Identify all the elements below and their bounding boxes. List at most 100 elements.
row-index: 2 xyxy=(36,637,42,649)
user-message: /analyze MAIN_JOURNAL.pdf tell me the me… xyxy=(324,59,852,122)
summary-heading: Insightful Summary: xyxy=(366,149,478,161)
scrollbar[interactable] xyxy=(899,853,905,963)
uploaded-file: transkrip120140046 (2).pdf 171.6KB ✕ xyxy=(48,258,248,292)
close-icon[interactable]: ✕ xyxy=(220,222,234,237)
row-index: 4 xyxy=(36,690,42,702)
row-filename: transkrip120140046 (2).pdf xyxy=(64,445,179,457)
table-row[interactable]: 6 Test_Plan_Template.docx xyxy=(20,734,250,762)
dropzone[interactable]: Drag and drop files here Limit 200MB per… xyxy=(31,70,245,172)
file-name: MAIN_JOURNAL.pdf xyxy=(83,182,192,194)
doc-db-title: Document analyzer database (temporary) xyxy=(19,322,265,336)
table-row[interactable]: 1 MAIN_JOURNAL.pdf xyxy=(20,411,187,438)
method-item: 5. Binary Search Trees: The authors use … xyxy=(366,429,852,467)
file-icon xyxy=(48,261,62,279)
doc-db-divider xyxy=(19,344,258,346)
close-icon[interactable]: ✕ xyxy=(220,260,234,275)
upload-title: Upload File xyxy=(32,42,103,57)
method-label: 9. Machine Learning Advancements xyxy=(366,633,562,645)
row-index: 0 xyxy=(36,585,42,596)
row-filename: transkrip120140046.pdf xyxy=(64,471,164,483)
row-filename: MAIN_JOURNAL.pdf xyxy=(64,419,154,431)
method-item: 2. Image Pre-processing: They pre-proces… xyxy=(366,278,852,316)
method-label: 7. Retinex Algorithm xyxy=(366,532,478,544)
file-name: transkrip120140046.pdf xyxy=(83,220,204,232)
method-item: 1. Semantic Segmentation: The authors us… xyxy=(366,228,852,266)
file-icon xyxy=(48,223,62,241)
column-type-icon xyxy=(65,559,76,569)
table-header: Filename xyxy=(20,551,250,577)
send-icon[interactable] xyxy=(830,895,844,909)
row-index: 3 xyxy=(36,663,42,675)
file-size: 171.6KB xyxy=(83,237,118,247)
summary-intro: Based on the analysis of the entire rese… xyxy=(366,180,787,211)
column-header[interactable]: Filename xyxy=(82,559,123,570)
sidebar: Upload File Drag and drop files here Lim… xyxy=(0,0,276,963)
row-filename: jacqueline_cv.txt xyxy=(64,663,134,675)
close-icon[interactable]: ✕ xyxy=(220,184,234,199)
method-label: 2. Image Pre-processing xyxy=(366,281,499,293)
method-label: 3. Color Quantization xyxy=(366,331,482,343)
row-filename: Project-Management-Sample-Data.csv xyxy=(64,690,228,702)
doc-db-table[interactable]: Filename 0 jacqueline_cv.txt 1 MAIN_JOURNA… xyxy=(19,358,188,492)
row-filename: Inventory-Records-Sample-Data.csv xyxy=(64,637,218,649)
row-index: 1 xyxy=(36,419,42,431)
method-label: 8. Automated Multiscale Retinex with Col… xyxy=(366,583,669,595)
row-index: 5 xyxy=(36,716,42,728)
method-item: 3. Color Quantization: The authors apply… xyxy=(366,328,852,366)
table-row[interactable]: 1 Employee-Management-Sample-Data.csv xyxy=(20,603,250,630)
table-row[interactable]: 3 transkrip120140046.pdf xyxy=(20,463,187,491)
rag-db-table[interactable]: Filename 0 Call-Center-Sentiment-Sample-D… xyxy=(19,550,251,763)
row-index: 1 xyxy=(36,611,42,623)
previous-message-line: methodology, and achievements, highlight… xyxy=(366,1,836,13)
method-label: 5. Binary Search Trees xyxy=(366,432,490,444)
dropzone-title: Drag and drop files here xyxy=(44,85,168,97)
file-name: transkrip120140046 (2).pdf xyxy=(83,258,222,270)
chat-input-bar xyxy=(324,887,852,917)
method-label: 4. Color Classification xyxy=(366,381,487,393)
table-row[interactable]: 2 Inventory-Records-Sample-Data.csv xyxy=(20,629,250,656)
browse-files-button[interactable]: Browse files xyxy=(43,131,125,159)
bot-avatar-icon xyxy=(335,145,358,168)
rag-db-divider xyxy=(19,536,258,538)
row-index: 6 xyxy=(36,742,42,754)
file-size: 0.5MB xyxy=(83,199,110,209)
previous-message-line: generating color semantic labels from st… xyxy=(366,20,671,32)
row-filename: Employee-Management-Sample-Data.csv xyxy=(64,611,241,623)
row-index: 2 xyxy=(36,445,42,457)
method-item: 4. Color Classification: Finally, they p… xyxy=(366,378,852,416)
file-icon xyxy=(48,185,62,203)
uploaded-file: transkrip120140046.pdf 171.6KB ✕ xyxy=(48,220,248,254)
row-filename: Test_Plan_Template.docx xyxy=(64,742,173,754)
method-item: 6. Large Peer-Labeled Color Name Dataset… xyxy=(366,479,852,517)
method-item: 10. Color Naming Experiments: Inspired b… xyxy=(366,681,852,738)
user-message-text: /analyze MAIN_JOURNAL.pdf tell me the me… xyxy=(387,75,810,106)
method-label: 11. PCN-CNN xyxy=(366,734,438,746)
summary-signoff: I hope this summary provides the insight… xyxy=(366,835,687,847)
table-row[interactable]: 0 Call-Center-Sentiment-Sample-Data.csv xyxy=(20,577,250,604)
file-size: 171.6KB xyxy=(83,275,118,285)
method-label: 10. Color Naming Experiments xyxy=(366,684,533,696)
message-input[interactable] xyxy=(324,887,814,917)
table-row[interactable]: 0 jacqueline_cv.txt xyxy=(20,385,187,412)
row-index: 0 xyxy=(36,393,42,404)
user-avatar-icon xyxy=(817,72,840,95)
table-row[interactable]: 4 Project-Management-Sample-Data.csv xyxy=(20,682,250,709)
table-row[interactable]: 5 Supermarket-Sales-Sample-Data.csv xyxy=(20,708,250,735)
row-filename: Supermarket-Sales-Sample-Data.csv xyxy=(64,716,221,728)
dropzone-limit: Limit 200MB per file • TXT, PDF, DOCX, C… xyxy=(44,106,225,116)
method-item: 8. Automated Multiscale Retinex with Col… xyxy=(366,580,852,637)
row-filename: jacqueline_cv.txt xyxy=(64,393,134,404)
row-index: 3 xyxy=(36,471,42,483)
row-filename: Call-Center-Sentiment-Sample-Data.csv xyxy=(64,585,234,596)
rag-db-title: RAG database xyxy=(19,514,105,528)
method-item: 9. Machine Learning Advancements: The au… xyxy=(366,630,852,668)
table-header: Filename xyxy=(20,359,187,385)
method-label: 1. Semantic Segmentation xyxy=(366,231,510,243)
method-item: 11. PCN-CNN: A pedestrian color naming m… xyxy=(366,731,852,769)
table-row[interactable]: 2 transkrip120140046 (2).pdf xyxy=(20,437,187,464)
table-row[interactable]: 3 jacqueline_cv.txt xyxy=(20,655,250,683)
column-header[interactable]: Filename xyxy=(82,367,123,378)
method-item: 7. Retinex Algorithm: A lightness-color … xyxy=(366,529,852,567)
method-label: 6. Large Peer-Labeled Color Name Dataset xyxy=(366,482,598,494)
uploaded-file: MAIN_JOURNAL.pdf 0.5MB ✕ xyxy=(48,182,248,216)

● ● ● ●

▸ **Task instructions**: Rewrite all of the rows above, replacing every "row-filename" with "file-label" and leaving everything else unchanged.

▸ **Complete response**:
Identify all the elements below and their bounding boxes. List at most 100 elements.
row-index: 2 xyxy=(36,637,42,649)
user-message: /analyze MAIN_JOURNAL.pdf tell me the me… xyxy=(324,59,852,122)
summary-heading: Insightful Summary: xyxy=(366,149,478,161)
scrollbar[interactable] xyxy=(899,853,905,963)
uploaded-file: transkrip120140046 (2).pdf 171.6KB ✕ xyxy=(48,258,248,292)
close-icon[interactable]: ✕ xyxy=(220,222,234,237)
row-index: 4 xyxy=(36,690,42,702)
file-label: transkrip120140046 (2).pdf xyxy=(64,445,179,457)
table-row[interactable]: 6 Test_Plan_Template.docx xyxy=(20,734,250,762)
dropzone[interactable]: Drag and drop files here Limit 200MB per… xyxy=(31,70,245,172)
file-name: MAIN_JOURNAL.pdf xyxy=(83,182,192,194)
doc-db-title: Document analyzer database (temporary) xyxy=(19,322,265,336)
table-row[interactable]: 1 MAIN_JOURNAL.pdf xyxy=(20,411,187,438)
method-item: 5. Binary Search Trees: The authors use … xyxy=(366,429,852,467)
file-icon xyxy=(48,261,62,279)
doc-db-divider xyxy=(19,344,258,346)
close-icon[interactable]: ✕ xyxy=(220,260,234,275)
upload-title: Upload File xyxy=(32,42,103,57)
method-label: 9. Machine Learning Advancements xyxy=(366,633,562,645)
row-index: 0 xyxy=(36,585,42,596)
file-label: transkrip120140046.pdf xyxy=(64,471,164,483)
file-label: MAIN_JOURNAL.pdf xyxy=(64,419,154,431)
method-item: 2. Image Pre-processing: They pre-proces… xyxy=(366,278,852,316)
method-label: 7. Retinex Algorithm xyxy=(366,532,478,544)
file-name: transkrip120140046.pdf xyxy=(83,220,204,232)
method-item: 1. Semantic Segmentation: The authors us… xyxy=(366,228,852,266)
file-icon xyxy=(48,223,62,241)
column-type-icon xyxy=(65,559,76,569)
table-header: Filename xyxy=(20,551,250,577)
send-icon[interactable] xyxy=(830,895,844,909)
row-index: 3 xyxy=(36,663,42,675)
file-size: 171.6KB xyxy=(83,237,118,247)
summary-intro: Based on the analysis of the entire rese… xyxy=(366,180,787,211)
column-header[interactable]: Filename xyxy=(82,559,123,570)
sidebar: Upload File Drag and drop files here Lim… xyxy=(0,0,276,963)
file-label: jacqueline_cv.txt xyxy=(64,663,134,675)
close-icon[interactable]: ✕ xyxy=(220,184,234,199)
method-label: 2. Image Pre-processing xyxy=(366,281,499,293)
method-label: 3. Color Quantization xyxy=(366,331,482,343)
file-label: Project-Management-Sample-Data.csv xyxy=(64,690,228,702)
doc-db-table[interactable]: Filename 0 jacqueline_cv.txt 1 MAIN_JOURNA… xyxy=(19,358,188,492)
file-label: Inventory-Records-Sample-Data.csv xyxy=(64,637,218,649)
row-index: 1 xyxy=(36,419,42,431)
method-label: 8. Automated Multiscale Retinex with Col… xyxy=(366,583,669,595)
row-index: 5 xyxy=(36,716,42,728)
method-item: 3. Color Quantization: The authors apply… xyxy=(366,328,852,366)
table-row[interactable]: 1 Employee-Management-Sample-Data.csv xyxy=(20,603,250,630)
table-row[interactable]: 3 transkrip120140046.pdf xyxy=(20,463,187,491)
rag-db-table[interactable]: Filename 0 Call-Center-Sentiment-Sample-D… xyxy=(19,550,251,763)
row-index: 1 xyxy=(36,611,42,623)
previous-message-line: methodology, and achievements, highlight… xyxy=(366,1,836,13)
method-label: 5. Binary Search Trees xyxy=(366,432,490,444)
dropzone-title: Drag and drop files here xyxy=(44,85,168,97)
file-name: transkrip120140046 (2).pdf xyxy=(83,258,222,270)
chat-input-bar xyxy=(324,887,852,917)
method-label: 4. Color Classification xyxy=(366,381,487,393)
table-row[interactable]: 2 Inventory-Records-Sample-Data.csv xyxy=(20,629,250,656)
browse-files-button[interactable]: Browse files xyxy=(43,131,125,159)
bot-avatar-icon xyxy=(335,145,358,168)
rag-db-divider xyxy=(19,536,258,538)
row-index: 6 xyxy=(36,742,42,754)
file-size: 0.5MB xyxy=(83,199,110,209)
previous-message-line: generating color semantic labels from st… xyxy=(366,20,671,32)
file-label: Employee-Management-Sample-Data.csv xyxy=(64,611,241,623)
row-index: 2 xyxy=(36,445,42,457)
method-item: 4. Color Classification: Finally, they p… xyxy=(366,378,852,416)
file-icon xyxy=(48,185,62,203)
uploaded-file: transkrip120140046.pdf 171.6KB ✕ xyxy=(48,220,248,254)
file-label: Test_Plan_Template.docx xyxy=(64,742,173,754)
method-item: 6. Large Peer-Labeled Color Name Dataset… xyxy=(366,479,852,517)
method-item: 10. Color Naming Experiments: Inspired b… xyxy=(366,681,852,738)
user-message-text: /analyze MAIN_JOURNAL.pdf tell me the me… xyxy=(387,75,810,106)
method-label: 11. PCN-CNN xyxy=(366,734,438,746)
summary-signoff: I hope this summary provides the insight… xyxy=(366,835,687,847)
table-row[interactable]: 0 Call-Center-Sentiment-Sample-Data.csv xyxy=(20,577,250,604)
file-size: 171.6KB xyxy=(83,275,118,285)
method-label: 10. Color Naming Experiments xyxy=(366,684,533,696)
message-input[interactable] xyxy=(324,887,814,917)
table-row[interactable]: 0 jacqueline_cv.txt xyxy=(20,385,187,412)
row-index: 0 xyxy=(36,393,42,404)
user-avatar-icon xyxy=(817,72,840,95)
table-row[interactable]: 4 Project-Management-Sample-Data.csv xyxy=(20,682,250,709)
table-row[interactable]: 5 Supermarket-Sales-Sample-Data.csv xyxy=(20,708,250,735)
file-label: Supermarket-Sales-Sample-Data.csv xyxy=(64,716,221,728)
dropzone-limit: Limit 200MB per file • TXT, PDF, DOCX, C… xyxy=(44,106,225,116)
method-item: 8. Automated Multiscale Retinex with Col… xyxy=(366,580,852,637)
file-label: jacqueline_cv.txt xyxy=(64,393,134,404)
row-index: 3 xyxy=(36,471,42,483)
file-label: Call-Center-Sentiment-Sample-Data.csv xyxy=(64,585,234,596)
rag-db-title: RAG database xyxy=(19,514,105,528)
method-item: 9. Machine Learning Advancements: The au… xyxy=(366,630,852,668)
table-header: Filename xyxy=(20,359,187,385)
method-label: 1. Semantic Segmentation xyxy=(366,231,510,243)
method-item: 11. PCN-CNN: A pedestrian color naming m… xyxy=(366,731,852,769)
table-row[interactable]: 2 transkrip120140046 (2).pdf xyxy=(20,437,187,464)
table-row[interactable]: 3 jacqueline_cv.txt xyxy=(20,655,250,683)
column-header[interactable]: Filename xyxy=(82,367,123,378)
method-item: 7. Retinex Algorithm: A lightness-color … xyxy=(366,529,852,567)
method-label: 6. Large Peer-Labeled Color Name Dataset xyxy=(366,482,598,494)
uploaded-file: MAIN_JOURNAL.pdf 0.5MB ✕ xyxy=(48,182,248,216)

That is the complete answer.